(DATA SHOWN)
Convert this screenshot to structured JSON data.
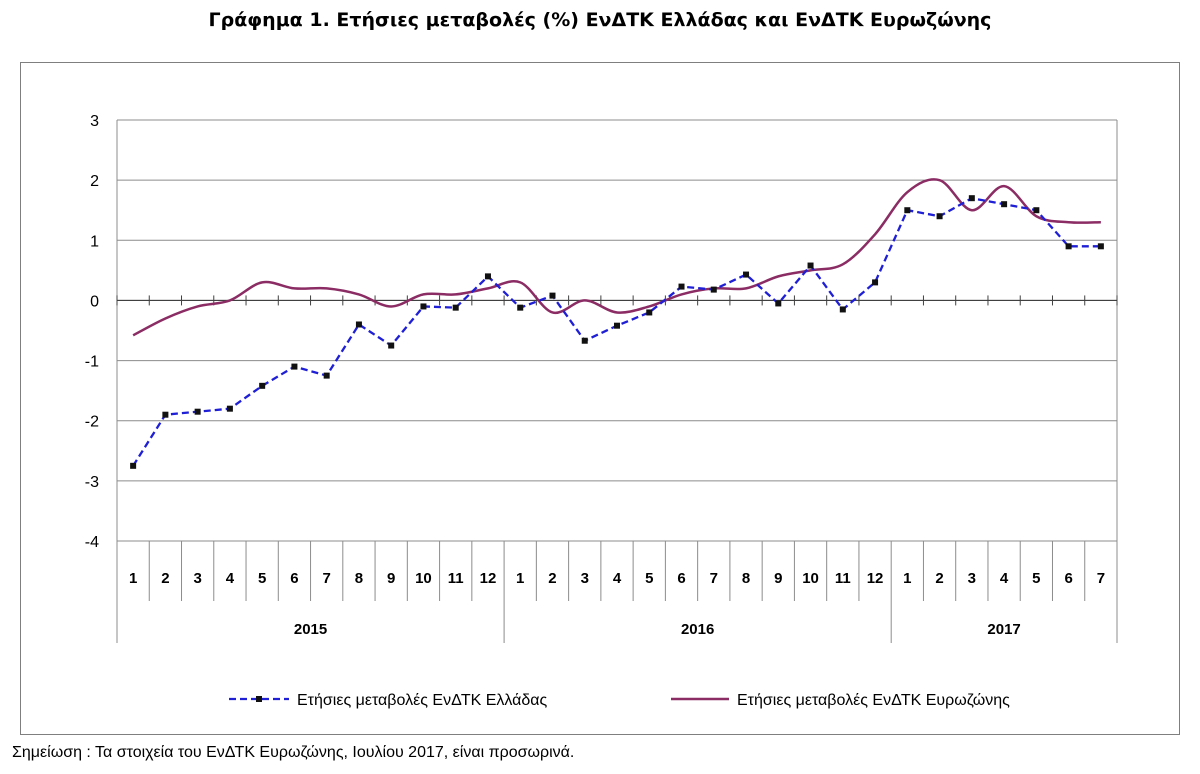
{
  "chart_data": {
    "type": "line",
    "title": "Γράφημα 1. Ετήσιες μεταβολές (%) ΕνΔΤΚ Ελλάδας και ΕνΔΤΚ Ευρωζώνης",
    "xlabel": "",
    "ylabel": "",
    "ylim": [
      -4,
      3
    ],
    "yticks": [
      "3",
      "2",
      "1",
      "0",
      "-1",
      "-2",
      "-3",
      "-4"
    ],
    "grid": true,
    "legend_position": "bottom",
    "categories": [
      "1",
      "2",
      "3",
      "4",
      "5",
      "6",
      "7",
      "8",
      "9",
      "10",
      "11",
      "12",
      "1",
      "2",
      "3",
      "4",
      "5",
      "6",
      "7",
      "8",
      "9",
      "10",
      "11",
      "12",
      "1",
      "2",
      "3",
      "4",
      "5",
      "6",
      "7"
    ],
    "years": [
      {
        "label": "2015",
        "months": 12
      },
      {
        "label": "2016",
        "months": 12
      },
      {
        "label": "2017",
        "months": 7
      }
    ],
    "series": [
      {
        "name": "Ετήσιες μεταβολές ΕνΔΤΚ Ελλάδας",
        "color": "#1f1fd6",
        "style": "dashed-markers",
        "values": [
          -2.75,
          -1.9,
          -1.85,
          -1.8,
          -1.42,
          -1.1,
          -1.25,
          -0.4,
          -0.75,
          -0.1,
          -0.12,
          0.4,
          -0.12,
          0.08,
          -0.67,
          -0.42,
          -0.2,
          0.23,
          0.18,
          0.43,
          -0.05,
          0.58,
          -0.15,
          0.3,
          1.5,
          1.4,
          1.7,
          1.6,
          1.5,
          0.9,
          0.9
        ]
      },
      {
        "name": "Ετήσιες μεταβολές ΕνΔΤΚ Ευρωζώνης",
        "color": "#8b2c64",
        "style": "smooth",
        "values": [
          -0.58,
          -0.3,
          -0.1,
          0.0,
          0.3,
          0.2,
          0.2,
          0.1,
          -0.1,
          0.1,
          0.1,
          0.2,
          0.3,
          -0.2,
          0.0,
          -0.2,
          -0.1,
          0.1,
          0.2,
          0.2,
          0.4,
          0.5,
          0.6,
          1.1,
          1.8,
          2.0,
          1.5,
          1.9,
          1.4,
          1.3,
          1.3
        ]
      }
    ]
  },
  "note": "Σημείωση :  Τα στοιχεία του ΕνΔΤΚ Ευρωζώνης, Ιουλίου 2017, είναι προσωρινά."
}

(JOB) Print all of the entries word for word. Omit the pictures they contain.

(SOLUTION BELOW)
Convert this screenshot to structured JSON data.
{
  "chart_data": {
    "type": "line",
    "title": "Γράφημα 1. Ετήσιες μεταβολές (%) ΕνΔΤΚ Ελλάδας και ΕνΔΤΚ Ευρωζώνης",
    "xlabel": "",
    "ylabel": "",
    "ylim": [
      -4,
      3
    ],
    "yticks": [
      "3",
      "2",
      "1",
      "0",
      "-1",
      "-2",
      "-3",
      "-4"
    ],
    "grid": true,
    "legend_position": "bottom",
    "categories": [
      "1",
      "2",
      "3",
      "4",
      "5",
      "6",
      "7",
      "8",
      "9",
      "10",
      "11",
      "12",
      "1",
      "2",
      "3",
      "4",
      "5",
      "6",
      "7",
      "8",
      "9",
      "10",
      "11",
      "12",
      "1",
      "2",
      "3",
      "4",
      "5",
      "6",
      "7"
    ],
    "years": [
      {
        "label": "2015",
        "months": 12
      },
      {
        "label": "2016",
        "months": 12
      },
      {
        "label": "2017",
        "months": 7
      }
    ],
    "series": [
      {
        "name": "Ετήσιες μεταβολές ΕνΔΤΚ Ελλάδας",
        "color": "#1f1fd6",
        "style": "dashed-markers",
        "values": [
          -2.75,
          -1.9,
          -1.85,
          -1.8,
          -1.42,
          -1.1,
          -1.25,
          -0.4,
          -0.75,
          -0.1,
          -0.12,
          0.4,
          -0.12,
          0.08,
          -0.67,
          -0.42,
          -0.2,
          0.23,
          0.18,
          0.43,
          -0.05,
          0.58,
          -0.15,
          0.3,
          1.5,
          1.4,
          1.7,
          1.6,
          1.5,
          0.9,
          0.9
        ]
      },
      {
        "name": "Ετήσιες μεταβολές ΕνΔΤΚ Ευρωζώνης",
        "color": "#8b2c64",
        "style": "smooth",
        "values": [
          -0.58,
          -0.3,
          -0.1,
          0.0,
          0.3,
          0.2,
          0.2,
          0.1,
          -0.1,
          0.1,
          0.1,
          0.2,
          0.3,
          -0.2,
          0.0,
          -0.2,
          -0.1,
          0.1,
          0.2,
          0.2,
          0.4,
          0.5,
          0.6,
          1.1,
          1.8,
          2.0,
          1.5,
          1.9,
          1.4,
          1.3,
          1.3
        ]
      }
    ]
  },
  "note": "Σημείωση :  Τα στοιχεία του ΕνΔΤΚ Ευρωζώνης, Ιουλίου 2017, είναι προσωρινά."
}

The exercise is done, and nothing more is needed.